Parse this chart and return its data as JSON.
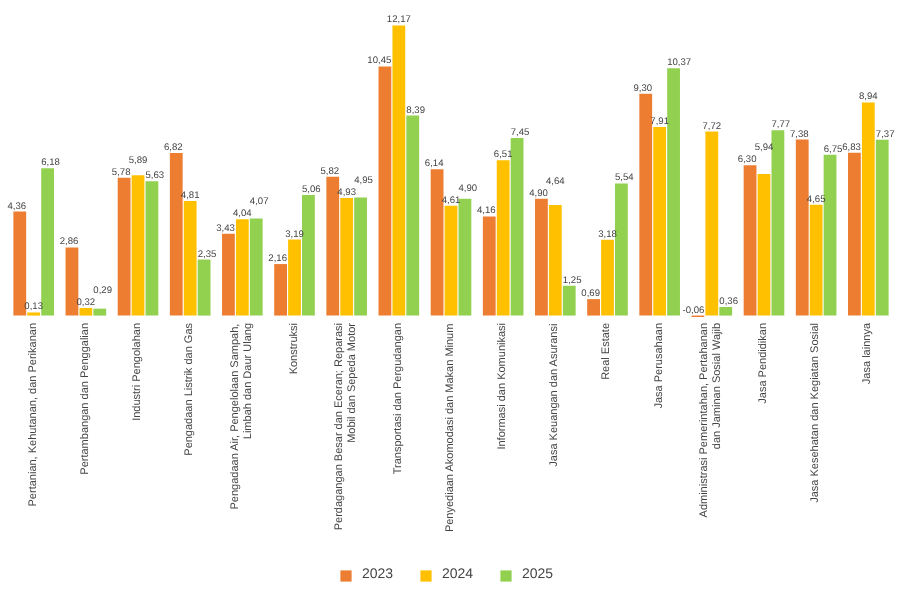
{
  "chart_data": {
    "type": "bar",
    "categories": [
      "Pertanian, Kehutanan, dan Perikanan",
      "Pertambangan dan Penggalian",
      "Industri Pengolahan",
      "Pengadaan Listrik dan Gas",
      "Pengadaan Air, Pengelolaan Sampah, Limbah dan Daur Ulang",
      "Konstruksi",
      "Perdagangan Besar dan Eceran; Reparasi Mobil dan Sepeda Motor",
      "Transportasi dan Pergudangan",
      "Penyediaan Akomodasi dan Makan Minum",
      "Informasi dan Komunikasi",
      "Jasa Keuangan dan Asuransi",
      "Real Estate",
      "Jasa Perusahaan",
      "Administrasi Pemerintahan, Pertahanan dan Jaminan Sosial Wajib",
      "Jasa Pendidikan",
      "Jasa Kesehatan dan Kegiatan Sosial",
      "Jasa lainnya"
    ],
    "series": [
      {
        "name": "2023",
        "color": "#ed7d31",
        "values": [
          4.36,
          2.86,
          5.78,
          6.82,
          3.43,
          2.16,
          5.82,
          10.45,
          6.14,
          4.16,
          4.9,
          0.69,
          9.3,
          -0.06,
          6.3,
          7.38,
          6.83
        ],
        "value_labels": [
          "4,36",
          "2,86",
          "5,78",
          "6,82",
          "3,43",
          "2,16",
          "5,82",
          "10,45",
          "6,14",
          "4,16",
          "4,90",
          "0,69",
          "9,30",
          "-0,06",
          "6,30",
          "7,38",
          "6,83"
        ]
      },
      {
        "name": "2024",
        "color": "#ffc000",
        "values": [
          0.13,
          0.32,
          5.89,
          4.81,
          4.04,
          3.19,
          4.93,
          12.17,
          4.61,
          6.51,
          4.64,
          3.18,
          7.91,
          7.72,
          5.94,
          4.65,
          8.94
        ],
        "value_labels": [
          "0,13",
          "0,32",
          "5,89",
          "4,81",
          "4,04",
          "3,19",
          "4,93",
          "12,17",
          "4,61",
          "6,51",
          "4,64",
          "3,18",
          "7,91",
          "7,72",
          "5,94",
          "4,65",
          "8,94"
        ]
      },
      {
        "name": "2025",
        "color": "#92d050",
        "values": [
          6.18,
          0.29,
          5.63,
          2.35,
          4.07,
          5.06,
          4.95,
          8.39,
          4.9,
          7.45,
          1.25,
          5.54,
          10.37,
          0.36,
          7.77,
          6.75,
          7.37
        ],
        "value_labels": [
          "6,18",
          "0,29",
          "5,63",
          "2,35",
          "4,07",
          "5,06",
          "4,95",
          "8,39",
          "4,90",
          "7,45",
          "1,25",
          "5,54",
          "10,37",
          "0,36",
          "7,77",
          "6,75",
          "7,37"
        ]
      }
    ],
    "legend": "bottom"
  }
}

○ ○ ○ ○ ○

**Problem details**
Scan the material above. Copy each line where "Jasa" occurs.

**Final answer**
      "Jasa Keuangan dan Asuransi",
      "Jasa Perusahaan",
      "Jasa Pendidikan",
      "Jasa Kesehatan dan Kegiatan Sosial",
      "Jasa lainnya"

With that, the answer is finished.